Information supplied:
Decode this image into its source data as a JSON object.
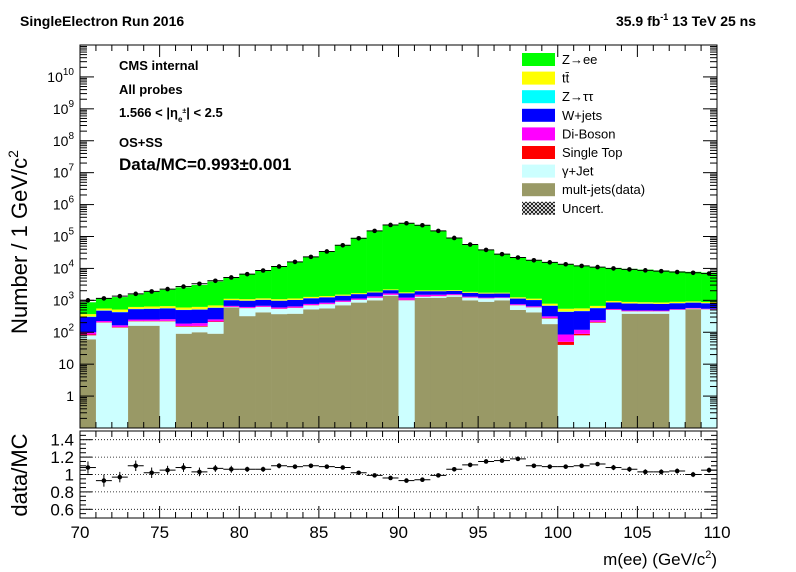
{
  "header": {
    "left": "SingleElectron Run 2016",
    "right_lumi": "35.9 fb",
    "right_lumi_sup": "-1",
    "right_rest": " 13 TeV 25 ns"
  },
  "annotations": {
    "cms": "CMS internal",
    "probes": "All probes",
    "eta_left": "1.566 < |η",
    "eta_sub": "e",
    "eta_sup": "±",
    "eta_right": "| < 2.5",
    "charge": "OS+SS",
    "ratio": "Data/MC=0.993±0.001"
  },
  "legend": [
    {
      "label": "Z→ee",
      "color": "#00ff00",
      "hatch": false
    },
    {
      "label": "tt̄",
      "color": "#ffff00",
      "hatch": false
    },
    {
      "label": "Z→ττ",
      "color": "#00ffff",
      "hatch": false
    },
    {
      "label": "W+jets",
      "color": "#0000ff",
      "hatch": false
    },
    {
      "label": "Di-Boson",
      "color": "#ff00ff",
      "hatch": false
    },
    {
      "label": "Single Top",
      "color": "#ff0000",
      "hatch": false
    },
    {
      "label": "γ+Jet",
      "color": "#ccffff",
      "hatch": false
    },
    {
      "label": "mult-jets(data)",
      "color": "#999966",
      "hatch": false
    },
    {
      "label": "Uncert.",
      "color": "#000000",
      "hatch": true
    }
  ],
  "chart_data": [
    {
      "type": "bar",
      "panel": "main",
      "stacked": true,
      "log_y": true,
      "ylabel": "Number / 1 GeV/c",
      "ylabel_sup": "2",
      "xlim": [
        70,
        110
      ],
      "ylim": [
        0.1,
        100000000000
      ],
      "y_ticks": [
        {
          "v": 1,
          "label": "1",
          "sup": ""
        },
        {
          "v": 10,
          "label": "10",
          "sup": ""
        },
        {
          "v": 100,
          "label": "10",
          "sup": "2"
        },
        {
          "v": 1000,
          "label": "10",
          "sup": "3"
        },
        {
          "v": 10000,
          "label": "10",
          "sup": "4"
        },
        {
          "v": 100000,
          "label": "10",
          "sup": "5"
        },
        {
          "v": 1000000,
          "label": "10",
          "sup": "6"
        },
        {
          "v": 10000000,
          "label": "10",
          "sup": "7"
        },
        {
          "v": 100000000,
          "label": "10",
          "sup": "8"
        },
        {
          "v": 1000000000,
          "label": "10",
          "sup": "9"
        },
        {
          "v": 10000000000,
          "label": "10",
          "sup": "10"
        }
      ],
      "x": [
        70.5,
        71.5,
        72.5,
        73.5,
        74.5,
        75.5,
        76.5,
        77.5,
        78.5,
        79.5,
        80.5,
        81.5,
        82.5,
        83.5,
        84.5,
        85.5,
        86.5,
        87.5,
        88.5,
        89.5,
        90.5,
        91.5,
        92.5,
        93.5,
        94.5,
        95.5,
        96.5,
        97.5,
        98.5,
        99.5,
        100.5,
        101.5,
        102.5,
        103.5,
        104.5,
        105.5,
        106.5,
        107.5,
        108.5,
        109.5
      ],
      "data": [
        1000,
        1150,
        1350,
        1600,
        1900,
        2250,
        2700,
        3300,
        4100,
        5200,
        6600,
        8600,
        11500,
        16000,
        23000,
        34000,
        53000,
        88000,
        150000,
        230000,
        260000,
        225000,
        150000,
        90000,
        56000,
        38000,
        28000,
        22000,
        18000,
        15500,
        13500,
        12000,
        11000,
        10000,
        9300,
        8700,
        8200,
        7700,
        7300,
        6900
      ],
      "series": [
        {
          "name": "mult-jets(data)",
          "color": "#999966",
          "values": [
            60,
            0.1,
            0.1,
            160,
            160,
            0.1,
            90,
            100,
            90,
            600,
            320,
            420,
            370,
            380,
            520,
            560,
            700,
            850,
            1000,
            1400,
            0.1,
            1200,
            1200,
            1300,
            1000,
            900,
            1000,
            500,
            420,
            180,
            0.1,
            0.1,
            0.1,
            0.1,
            380,
            380,
            380,
            0.1,
            530,
            0.1
          ]
        },
        {
          "name": "γ+Jet",
          "color": "#ccffff",
          "values": [
            20,
            200,
            140,
            60,
            60,
            220,
            60,
            50,
            120,
            20,
            250,
            200,
            170,
            200,
            180,
            200,
            190,
            180,
            200,
            80,
            1000,
            100,
            150,
            150,
            220,
            250,
            180,
            200,
            180,
            90,
            40,
            80,
            200,
            500,
            70,
            70,
            70,
            500,
            20,
            520
          ]
        },
        {
          "name": "Single Top",
          "color": "#ff0000",
          "values": [
            5,
            5,
            5,
            6,
            6,
            7,
            7,
            8,
            8,
            9,
            10,
            10,
            10,
            11,
            11,
            12,
            12,
            13,
            13,
            14,
            14,
            14,
            13,
            13,
            12,
            12,
            11,
            11,
            10,
            10,
            10,
            9,
            9,
            8,
            8,
            8,
            7,
            7,
            7,
            6
          ]
        },
        {
          "name": "Di-Boson",
          "color": "#ff00ff",
          "values": [
            15,
            20,
            20,
            25,
            25,
            30,
            30,
            35,
            35,
            40,
            40,
            45,
            50,
            55,
            60,
            70,
            80,
            100,
            120,
            150,
            200,
            180,
            140,
            100,
            80,
            60,
            50,
            45,
            40,
            35,
            35,
            30,
            30,
            28,
            25,
            25,
            22,
            22,
            20,
            20
          ]
        },
        {
          "name": "W+jets",
          "color": "#0000ff",
          "values": [
            200,
            250,
            260,
            280,
            290,
            300,
            310,
            320,
            330,
            340,
            350,
            360,
            370,
            380,
            390,
            400,
            410,
            420,
            430,
            440,
            450,
            440,
            430,
            420,
            410,
            400,
            390,
            380,
            370,
            360,
            350,
            340,
            330,
            320,
            310,
            300,
            290,
            280,
            270,
            260
          ]
        },
        {
          "name": "Z→ττ",
          "color": "#00ffff",
          "values": [
            10,
            10,
            10,
            10,
            10,
            10,
            10,
            10,
            10,
            10,
            10,
            10,
            10,
            10,
            10,
            10,
            10,
            10,
            10,
            10,
            10,
            10,
            10,
            10,
            10,
            10,
            10,
            10,
            10,
            10,
            10,
            10,
            10,
            10,
            10,
            10,
            10,
            10,
            10,
            10
          ]
        },
        {
          "name": "tt̄",
          "color": "#ffff00",
          "values": [
            60,
            70,
            80,
            80,
            90,
            90,
            90,
            100,
            100,
            100,
            110,
            110,
            110,
            110,
            110,
            110,
            110,
            110,
            110,
            110,
            110,
            110,
            110,
            110,
            110,
            110,
            100,
            100,
            100,
            100,
            100,
            90,
            90,
            90,
            90,
            80,
            80,
            80,
            70,
            70
          ]
        },
        {
          "name": "Z→ee",
          "color": "#00ff00",
          "values": [
            500,
            600,
            750,
            900,
            1200,
            1500,
            1950,
            2400,
            3200,
            4000,
            5500,
            7500,
            10500,
            15000,
            21500,
            32000,
            51000,
            86000,
            147000,
            227000,
            258000,
            222000,
            147000,
            87000,
            53000,
            36500,
            27000,
            21000,
            17000,
            14800,
            13000,
            11500,
            10300,
            9400,
            8800,
            8300,
            7800,
            7200,
            6900,
            6500
          ]
        }
      ]
    },
    {
      "type": "scatter",
      "panel": "ratio",
      "ylabel": "data/MC",
      "xlabel": "m(ee) (GeV/c",
      "xlabel_sup": "2",
      "xlabel_tail": ")",
      "xlim": [
        70,
        110
      ],
      "ylim": [
        0.5,
        1.5
      ],
      "x_ticks": [
        70,
        75,
        80,
        85,
        90,
        95,
        100,
        105,
        110
      ],
      "y_ticks": [
        0.6,
        0.8,
        1,
        1.2,
        1.4
      ],
      "y_tick_labels": [
        "0.6",
        "0.8",
        "1",
        "1.2",
        "1.4"
      ],
      "x": [
        70.5,
        71.5,
        72.5,
        73.5,
        74.5,
        75.5,
        76.5,
        77.5,
        78.5,
        79.5,
        80.5,
        81.5,
        82.5,
        83.5,
        84.5,
        85.5,
        86.5,
        87.5,
        88.5,
        89.5,
        90.5,
        91.5,
        92.5,
        93.5,
        94.5,
        95.5,
        96.5,
        97.5,
        98.5,
        99.5,
        100.5,
        101.5,
        102.5,
        103.5,
        104.5,
        105.5,
        106.5,
        107.5,
        108.5,
        109.5
      ],
      "y": [
        1.08,
        0.93,
        0.97,
        1.1,
        1.02,
        1.05,
        1.08,
        1.03,
        1.07,
        1.06,
        1.06,
        1.06,
        1.1,
        1.09,
        1.1,
        1.09,
        1.08,
        1.02,
        0.99,
        0.96,
        0.93,
        0.94,
        0.99,
        1.06,
        1.11,
        1.15,
        1.16,
        1.18,
        1.1,
        1.09,
        1.09,
        1.1,
        1.12,
        1.08,
        1.06,
        1.03,
        1.03,
        1.04,
        1.0,
        1.05
      ],
      "yerr": [
        0.07,
        0.07,
        0.06,
        0.06,
        0.06,
        0.05,
        0.05,
        0.05,
        0.04,
        0.04,
        0.03,
        0.03,
        0.03,
        0.02,
        0.02,
        0.02,
        0.02,
        0.01,
        0.01,
        0.01,
        0.01,
        0.01,
        0.01,
        0.01,
        0.02,
        0.02,
        0.02,
        0.02,
        0.02,
        0.02,
        0.02,
        0.02,
        0.02,
        0.03,
        0.03,
        0.03,
        0.03,
        0.03,
        0.03,
        0.03
      ],
      "gridlines": [
        0.6,
        0.8,
        1.0,
        1.2,
        1.4
      ]
    }
  ]
}
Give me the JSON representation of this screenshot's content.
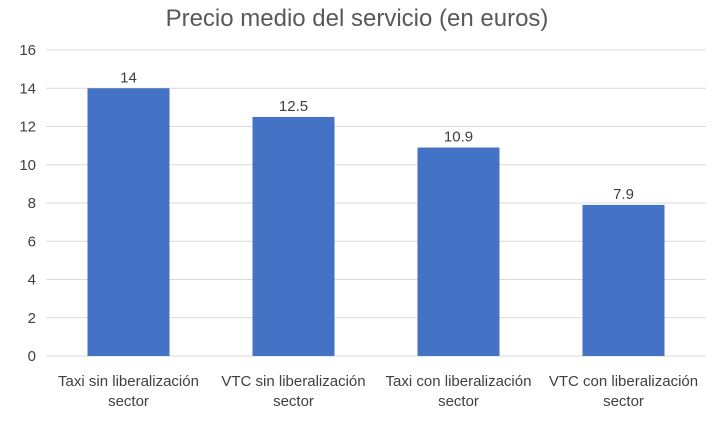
{
  "chart_data": {
    "type": "bar",
    "title": "Precio medio del servicio (en euros)",
    "categories": [
      [
        "Taxi sin liberalización",
        "sector"
      ],
      [
        "VTC sin liberalización",
        "sector"
      ],
      [
        "Taxi con liberalización",
        "sector"
      ],
      [
        "VTC con liberalización",
        "sector"
      ]
    ],
    "values": [
      14,
      12.5,
      10.9,
      7.9
    ],
    "data_labels": [
      "14",
      "12.5",
      "10.9",
      "7.9"
    ],
    "yticks": [
      "0",
      "2",
      "4",
      "6",
      "8",
      "10",
      "12",
      "14",
      "16"
    ],
    "ylim": [
      0,
      16
    ],
    "xlabel": "",
    "ylabel": "",
    "grid": true,
    "legend": "none",
    "bar_color": "#4472c4"
  }
}
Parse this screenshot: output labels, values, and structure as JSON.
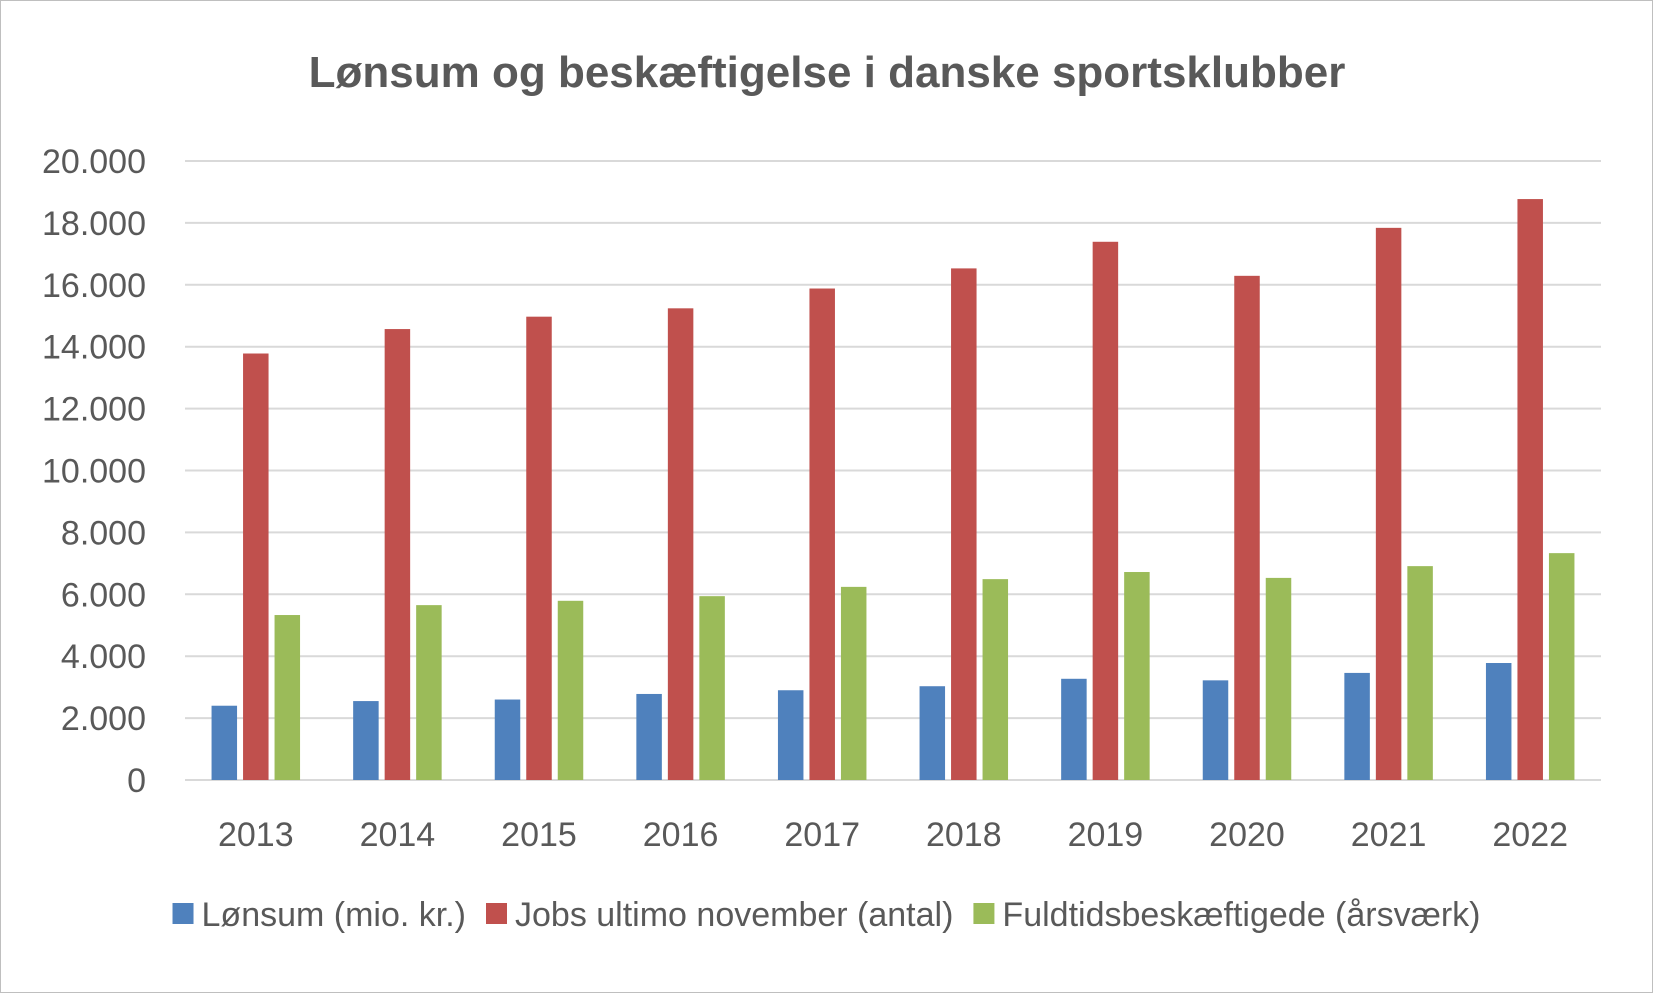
{
  "chart_data": {
    "type": "bar",
    "title": "Lønsum og beskæftigelse i danske sportsklubber",
    "xlabel": "",
    "ylabel": "",
    "categories": [
      "2013",
      "2014",
      "2015",
      "2016",
      "2017",
      "2018",
      "2019",
      "2020",
      "2021",
      "2022"
    ],
    "series": [
      {
        "name": "Lønsum (mio. kr.)",
        "color": "#4f81bd",
        "values": [
          2400,
          2550,
          2600,
          2780,
          2900,
          3030,
          3270,
          3220,
          3460,
          3780
        ]
      },
      {
        "name": "Jobs ultimo november (antal)",
        "color": "#c0504d",
        "values": [
          13780,
          14570,
          14970,
          15240,
          15880,
          16530,
          17390,
          16290,
          17840,
          18770
        ]
      },
      {
        "name": "Fuldtidsbeskæftigede (årsværk)",
        "color": "#9bbb59",
        "values": [
          5330,
          5650,
          5790,
          5940,
          6240,
          6490,
          6720,
          6530,
          6910,
          7330
        ]
      }
    ],
    "ylim": [
      0,
      20000
    ],
    "yticks": [
      0,
      2000,
      4000,
      6000,
      8000,
      10000,
      12000,
      14000,
      16000,
      18000,
      20000
    ],
    "ytick_labels": [
      "0",
      "2.000",
      "4.000",
      "6.000",
      "8.000",
      "10.000",
      "12.000",
      "14.000",
      "16.000",
      "18.000",
      "20.000"
    ],
    "grid": true,
    "legend_position": "bottom",
    "gridline_color": "#d9d9d9"
  }
}
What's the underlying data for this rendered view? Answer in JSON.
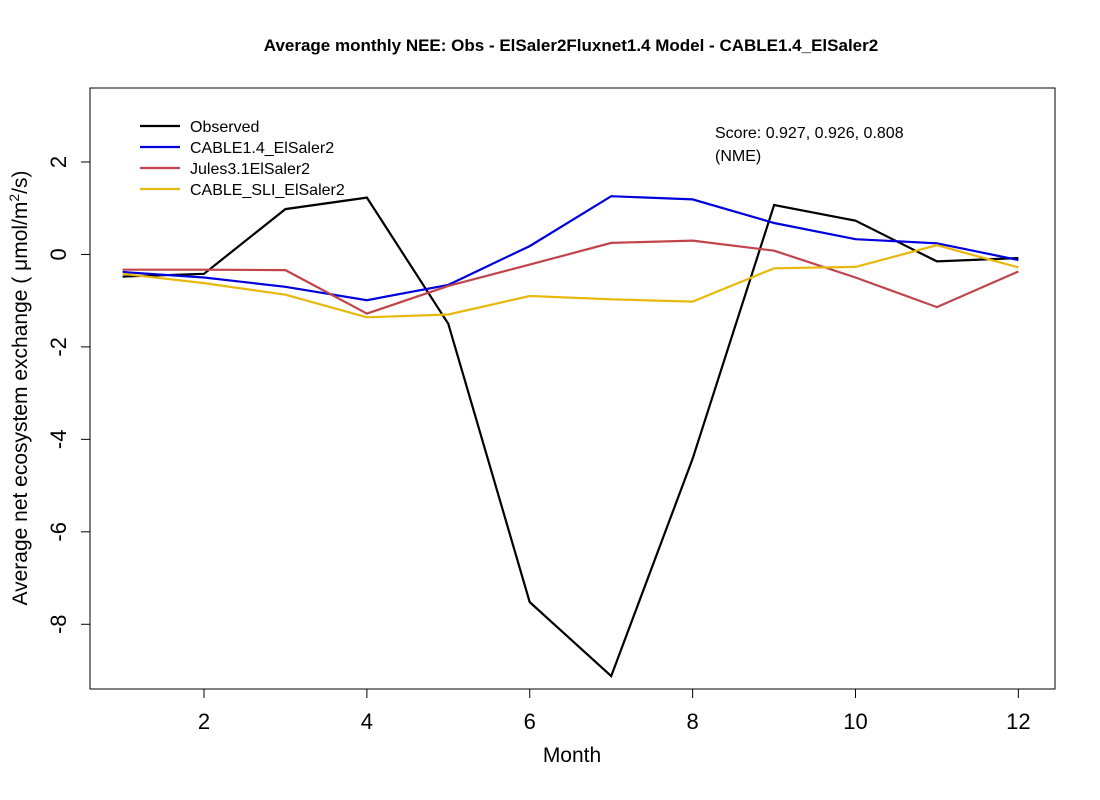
{
  "chart_data": {
    "type": "line",
    "title": "Average monthly NEE:   Obs - ElSaler2Fluxnet1.4   Model - CABLE1.4_ElSaler2",
    "xlabel": "Month",
    "ylabel_main": "Average net ecosystem exchange  ( ",
    "ylabel_unit_mu": "μ",
    "ylabel_unit_mol": "mol/m",
    "ylabel_unit_sup": "2",
    "ylabel_unit_end": "/s)",
    "xlim": [
      0.6,
      12.45
    ],
    "ylim": [
      -9.4,
      3.6
    ],
    "x_ticks": [
      2,
      4,
      6,
      8,
      10,
      12
    ],
    "x_tick_labels": [
      "2",
      "4",
      "6",
      "8",
      "10",
      "12"
    ],
    "y_ticks": [
      2,
      0,
      -2,
      -4,
      -6,
      -8
    ],
    "y_tick_labels": [
      "2",
      "0",
      "-2",
      "-4",
      "-6",
      "-8"
    ],
    "x": [
      1,
      2,
      3,
      4,
      5,
      6,
      7,
      8,
      9,
      10,
      11,
      12
    ],
    "series": [
      {
        "name": "Observed",
        "color": "#000000",
        "values": [
          -0.48,
          -0.42,
          0.98,
          1.23,
          -1.5,
          -7.52,
          -9.12,
          -4.42,
          1.07,
          0.73,
          -0.15,
          -0.08
        ]
      },
      {
        "name": "CABLE1.4_ElSaler2",
        "color": "#0000dd",
        "values": [
          -0.38,
          -0.5,
          -0.7,
          -0.99,
          -0.66,
          0.18,
          1.26,
          1.19,
          0.68,
          0.33,
          0.24,
          -0.12
        ]
      },
      {
        "name": "Jules3.1ElSaler2",
        "color": "#c0444a",
        "values": [
          -0.33,
          -0.33,
          -0.34,
          -1.28,
          -0.68,
          -0.22,
          0.25,
          0.3,
          0.08,
          -0.5,
          -1.14,
          -0.37
        ]
      },
      {
        "name": "CABLE_SLI_ElSaler2",
        "color": "#e8b80c",
        "values": [
          -0.42,
          -0.62,
          -0.87,
          -1.36,
          -1.3,
          -0.9,
          -0.97,
          -1.02,
          -0.3,
          -0.27,
          0.2,
          -0.28
        ]
      }
    ],
    "annotation_line1": "Score: 0.927, 0.926, 0.808",
    "annotation_line2": "(NME)",
    "legend_position": "top-left"
  }
}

Work to be completed: Each line in the material either holds the string "title" or does not. State how many do, and nothing else.

Response for this exercise: 3